Problem details:
List each line of the data that holds the string "ATXPWR", please.

Material for the task:

+---+

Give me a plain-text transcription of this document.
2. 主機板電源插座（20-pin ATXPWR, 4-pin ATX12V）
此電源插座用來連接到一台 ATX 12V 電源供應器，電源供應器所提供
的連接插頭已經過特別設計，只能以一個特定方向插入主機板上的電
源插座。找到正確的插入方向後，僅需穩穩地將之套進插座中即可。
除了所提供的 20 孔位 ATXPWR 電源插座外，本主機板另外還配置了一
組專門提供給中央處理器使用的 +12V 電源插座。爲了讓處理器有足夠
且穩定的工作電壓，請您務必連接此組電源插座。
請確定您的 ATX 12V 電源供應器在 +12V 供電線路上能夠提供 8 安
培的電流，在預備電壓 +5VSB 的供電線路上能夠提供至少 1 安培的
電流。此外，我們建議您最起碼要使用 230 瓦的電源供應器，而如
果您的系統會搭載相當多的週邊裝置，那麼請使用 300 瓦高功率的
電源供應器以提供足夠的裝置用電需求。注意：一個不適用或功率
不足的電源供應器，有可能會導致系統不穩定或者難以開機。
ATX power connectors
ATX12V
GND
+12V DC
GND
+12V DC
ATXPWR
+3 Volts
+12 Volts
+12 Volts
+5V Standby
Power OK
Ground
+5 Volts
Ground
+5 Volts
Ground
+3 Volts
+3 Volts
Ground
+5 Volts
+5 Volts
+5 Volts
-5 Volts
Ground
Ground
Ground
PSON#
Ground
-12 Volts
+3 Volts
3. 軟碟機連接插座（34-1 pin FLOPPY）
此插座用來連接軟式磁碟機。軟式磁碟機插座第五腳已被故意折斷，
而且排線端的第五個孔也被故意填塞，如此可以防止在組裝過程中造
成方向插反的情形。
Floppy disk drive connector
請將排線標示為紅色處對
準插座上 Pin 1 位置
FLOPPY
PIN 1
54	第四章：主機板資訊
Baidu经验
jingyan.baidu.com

+---+

Finished answer:
2. 主機板電源插座（20-pin ATXPWR, 4-pin ATX12V）
除了所提供的 20 孔位 ATXPWR 電源插座外，本主機板另外還配置了一
ATXPWR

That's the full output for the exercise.